Lymphoepithelial carcinomas, in particular those occurring in the nasopharynx,
are often associated with Epstein-Barr virus infection.2,8,9 Such
an association is present in a significant number of individuals with Mongolian
ancestry, but it is rarely seen in non-Mongolian people.2 The
tumor samples from this patient were negative for Epstein-Barr virus infection
when examined by the immunohistochemical stain, in situ hybridization, and
PCR methods.
The characteristic lymphoid infiltration seen in lacrimal gland carcinoma
consists primarily of T lymphocytes, followed by CD-68–positive macrophages
and B lymphocytes (Figure 5). The
predominant presence of T-lineage cells suggests that cell-mediated immunity
may play a role in the tumor progression and metastasis. Overall, irrespective
of their site of origin, lymphoepithelial carcinomas carry a better prognosis
than similar carcinomas that are devoid of such lymphoid infiltration. It
has been proposed that the T-cell–mediated immunity and the cytokines
generated by these cells may contribute to long-term survival.2
Lymphoepithelial carcinoma shows histopathologic features similar to
those noted in benign lymphoepithelial lesions; however, the former is distinguished
by the presence of malignant cytologic features in the epithelial structures
and by the invasion of adjacent tissues. Large-cell lymphomas, histiocytic
neoplasms, and amelanotic melanoma need to be considered in the differential
diagnosis, but immunohistochemical methods can distinguish these tumors from
lymphoepithelial carcinoma.

== == ==

- **EXERCISE 1**: Please edit the lymphoepithelial carcinoma text: rewrite the stretch from "Lymphoepithelial carcinomas, in" through "PCR methods.", putting "EBV" in place of "Epstein-Barr virus".
- **EXERCISE 2**: In the lymphoepithelial carcinoma text, what cells make up most of the lymphoid infiltration seen in lacrimal gland carcinoma?

[Saved entries]

== == ==

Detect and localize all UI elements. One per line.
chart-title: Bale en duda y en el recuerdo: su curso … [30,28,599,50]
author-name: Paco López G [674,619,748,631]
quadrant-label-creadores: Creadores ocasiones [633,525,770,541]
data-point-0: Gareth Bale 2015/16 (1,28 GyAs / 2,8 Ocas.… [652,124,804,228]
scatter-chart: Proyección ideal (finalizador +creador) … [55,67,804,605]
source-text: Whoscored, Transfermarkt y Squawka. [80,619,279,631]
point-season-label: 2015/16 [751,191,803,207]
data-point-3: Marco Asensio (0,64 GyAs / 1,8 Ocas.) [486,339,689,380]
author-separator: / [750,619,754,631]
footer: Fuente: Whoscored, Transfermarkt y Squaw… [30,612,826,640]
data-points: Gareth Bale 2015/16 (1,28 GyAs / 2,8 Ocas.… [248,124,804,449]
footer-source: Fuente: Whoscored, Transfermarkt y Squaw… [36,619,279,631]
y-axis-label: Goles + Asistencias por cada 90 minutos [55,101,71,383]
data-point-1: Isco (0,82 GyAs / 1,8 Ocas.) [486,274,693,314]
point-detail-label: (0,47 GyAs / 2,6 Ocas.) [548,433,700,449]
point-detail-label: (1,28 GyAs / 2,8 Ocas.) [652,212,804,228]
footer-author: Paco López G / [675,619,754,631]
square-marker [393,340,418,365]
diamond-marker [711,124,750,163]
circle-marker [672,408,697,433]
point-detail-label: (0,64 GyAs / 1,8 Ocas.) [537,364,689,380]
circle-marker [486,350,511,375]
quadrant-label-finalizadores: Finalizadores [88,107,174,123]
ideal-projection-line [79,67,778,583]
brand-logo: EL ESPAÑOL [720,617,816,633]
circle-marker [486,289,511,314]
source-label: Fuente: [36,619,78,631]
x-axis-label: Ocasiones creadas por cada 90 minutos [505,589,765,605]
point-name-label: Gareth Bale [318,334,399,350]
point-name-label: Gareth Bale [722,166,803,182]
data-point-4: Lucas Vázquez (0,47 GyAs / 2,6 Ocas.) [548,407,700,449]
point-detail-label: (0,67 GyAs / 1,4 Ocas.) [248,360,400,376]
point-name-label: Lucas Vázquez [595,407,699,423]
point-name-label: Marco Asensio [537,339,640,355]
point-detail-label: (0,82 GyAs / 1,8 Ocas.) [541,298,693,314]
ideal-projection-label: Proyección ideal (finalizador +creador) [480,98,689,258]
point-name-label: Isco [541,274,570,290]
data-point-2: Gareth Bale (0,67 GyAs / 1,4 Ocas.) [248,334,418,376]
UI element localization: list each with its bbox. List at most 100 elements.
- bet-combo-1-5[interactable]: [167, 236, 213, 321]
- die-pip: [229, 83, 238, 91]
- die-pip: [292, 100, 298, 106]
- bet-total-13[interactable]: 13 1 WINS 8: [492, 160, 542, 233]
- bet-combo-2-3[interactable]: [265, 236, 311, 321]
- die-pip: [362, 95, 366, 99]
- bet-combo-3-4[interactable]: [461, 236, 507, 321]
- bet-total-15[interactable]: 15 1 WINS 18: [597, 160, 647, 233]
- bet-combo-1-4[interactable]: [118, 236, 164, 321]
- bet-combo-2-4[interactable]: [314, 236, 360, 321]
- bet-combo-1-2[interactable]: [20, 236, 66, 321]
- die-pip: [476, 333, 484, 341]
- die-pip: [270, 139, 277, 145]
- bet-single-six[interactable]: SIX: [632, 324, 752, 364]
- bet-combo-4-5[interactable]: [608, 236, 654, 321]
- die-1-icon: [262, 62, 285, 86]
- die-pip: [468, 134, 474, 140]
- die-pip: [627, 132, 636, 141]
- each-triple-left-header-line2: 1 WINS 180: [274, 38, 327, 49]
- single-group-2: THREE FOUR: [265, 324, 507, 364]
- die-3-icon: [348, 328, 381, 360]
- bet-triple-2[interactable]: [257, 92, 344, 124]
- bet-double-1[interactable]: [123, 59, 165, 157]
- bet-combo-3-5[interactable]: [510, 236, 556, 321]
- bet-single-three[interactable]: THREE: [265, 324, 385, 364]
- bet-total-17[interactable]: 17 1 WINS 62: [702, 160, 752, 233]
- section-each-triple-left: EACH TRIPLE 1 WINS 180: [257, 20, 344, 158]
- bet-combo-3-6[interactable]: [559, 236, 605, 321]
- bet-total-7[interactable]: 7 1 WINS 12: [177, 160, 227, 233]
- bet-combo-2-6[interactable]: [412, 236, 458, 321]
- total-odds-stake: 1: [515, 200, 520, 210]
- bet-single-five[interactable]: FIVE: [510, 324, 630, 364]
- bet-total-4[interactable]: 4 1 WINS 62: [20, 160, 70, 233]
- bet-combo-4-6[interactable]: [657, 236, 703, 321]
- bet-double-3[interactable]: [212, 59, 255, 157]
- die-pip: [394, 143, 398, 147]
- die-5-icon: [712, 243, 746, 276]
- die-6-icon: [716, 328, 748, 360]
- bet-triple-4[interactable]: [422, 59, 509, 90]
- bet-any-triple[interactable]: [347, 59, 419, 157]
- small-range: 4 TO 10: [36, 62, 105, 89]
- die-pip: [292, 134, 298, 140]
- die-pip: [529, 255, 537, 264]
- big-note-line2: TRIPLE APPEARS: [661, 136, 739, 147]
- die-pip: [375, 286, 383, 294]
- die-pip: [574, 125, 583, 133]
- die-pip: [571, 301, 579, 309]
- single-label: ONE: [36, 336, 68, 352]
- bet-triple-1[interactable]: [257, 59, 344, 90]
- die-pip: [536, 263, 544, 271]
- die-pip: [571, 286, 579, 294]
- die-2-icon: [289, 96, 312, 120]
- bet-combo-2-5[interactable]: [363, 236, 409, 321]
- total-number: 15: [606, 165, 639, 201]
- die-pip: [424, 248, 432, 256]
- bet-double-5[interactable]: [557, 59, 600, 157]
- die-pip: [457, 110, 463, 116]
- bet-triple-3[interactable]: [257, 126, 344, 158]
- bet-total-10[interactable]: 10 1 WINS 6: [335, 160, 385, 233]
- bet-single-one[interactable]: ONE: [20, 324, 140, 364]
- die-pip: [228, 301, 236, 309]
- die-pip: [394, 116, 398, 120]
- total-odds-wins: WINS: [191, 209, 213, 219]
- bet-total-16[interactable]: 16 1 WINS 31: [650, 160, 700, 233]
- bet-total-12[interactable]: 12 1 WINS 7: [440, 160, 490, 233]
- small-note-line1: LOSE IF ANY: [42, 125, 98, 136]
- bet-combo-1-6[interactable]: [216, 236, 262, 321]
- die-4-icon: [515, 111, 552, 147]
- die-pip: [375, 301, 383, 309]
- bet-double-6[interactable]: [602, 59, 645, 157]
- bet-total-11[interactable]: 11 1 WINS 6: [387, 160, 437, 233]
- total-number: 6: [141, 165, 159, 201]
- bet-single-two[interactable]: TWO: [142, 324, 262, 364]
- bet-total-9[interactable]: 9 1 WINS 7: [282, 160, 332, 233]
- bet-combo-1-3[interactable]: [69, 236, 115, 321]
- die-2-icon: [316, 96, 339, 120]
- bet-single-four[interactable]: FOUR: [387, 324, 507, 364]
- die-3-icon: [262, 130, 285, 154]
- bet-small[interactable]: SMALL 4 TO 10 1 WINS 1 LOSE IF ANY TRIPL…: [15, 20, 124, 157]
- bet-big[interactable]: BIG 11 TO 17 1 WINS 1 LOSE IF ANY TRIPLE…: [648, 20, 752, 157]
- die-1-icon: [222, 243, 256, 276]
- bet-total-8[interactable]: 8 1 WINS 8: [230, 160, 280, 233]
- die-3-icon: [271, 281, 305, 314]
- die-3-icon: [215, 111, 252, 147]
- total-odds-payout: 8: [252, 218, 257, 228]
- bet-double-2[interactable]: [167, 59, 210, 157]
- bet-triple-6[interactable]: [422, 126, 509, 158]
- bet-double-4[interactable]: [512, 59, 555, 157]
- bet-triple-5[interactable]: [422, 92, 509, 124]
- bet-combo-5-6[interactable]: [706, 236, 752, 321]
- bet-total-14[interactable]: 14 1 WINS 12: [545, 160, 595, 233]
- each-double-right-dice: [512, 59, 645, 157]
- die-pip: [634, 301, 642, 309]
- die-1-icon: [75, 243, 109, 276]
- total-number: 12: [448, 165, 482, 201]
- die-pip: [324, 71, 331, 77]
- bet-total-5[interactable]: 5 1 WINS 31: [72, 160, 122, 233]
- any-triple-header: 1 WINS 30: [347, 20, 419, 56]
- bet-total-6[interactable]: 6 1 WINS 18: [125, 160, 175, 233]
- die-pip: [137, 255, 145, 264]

== == ==

- **ANSWER 1**:
Lymphoepithelial carcinomas, in particular those occurring in the nasopharynx,
are often associated with EBV infection.2,8,9 Such
an association is present in a significant number of individuals with Mongolian
ancestry, but it is rarely seen in non-Mongolian people.2 The
tumor samples from this patient were negative for EBV infection
when examined by the immunohistochemical stain, in situ hybridization, and
PCR methods.

- **ANSWER 2**: T lymphocytes